Stated problem>
Below is some material; transcribe all of it exactly.
-- begin Entries supplied --
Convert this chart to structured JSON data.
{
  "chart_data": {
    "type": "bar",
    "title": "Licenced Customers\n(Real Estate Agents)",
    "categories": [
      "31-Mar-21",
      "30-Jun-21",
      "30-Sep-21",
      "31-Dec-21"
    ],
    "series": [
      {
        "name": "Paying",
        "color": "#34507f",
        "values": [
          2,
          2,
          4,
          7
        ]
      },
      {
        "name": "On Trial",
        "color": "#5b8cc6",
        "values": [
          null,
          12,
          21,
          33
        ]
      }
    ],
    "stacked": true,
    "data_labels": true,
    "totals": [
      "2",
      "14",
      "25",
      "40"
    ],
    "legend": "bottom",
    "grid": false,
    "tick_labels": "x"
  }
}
-- end Entries supplied --
Output for this exercise>
Convert this chart to structured JSON data.
{
  "chart_data": {
    "type": "bar",
    "title": "Licenced Customers\n(Real Estate Agents)",
    "categories": [
      "31-Mar-21",
      "30-Jun-21",
      "30-Sep-21",
      "31-Dec-21"
    ],
    "series": [
      {
        "name": "Paying",
        "color": "#34507f",
        "values": [
          2,
          2,
          4,
          7
        ]
      },
      {
        "name": "On Trial",
        "color": "#5b8cc6",
        "values": [
          null,
          12,
          21,
          33
        ]
      }
    ],
    "stacked": true,
    "data_labels": true,
    "totals": [
      "2",
      "14",
      "25",
      "40"
    ],
    "legend": "bottom",
    "grid": false,
    "tick_labels": "x"
  }
}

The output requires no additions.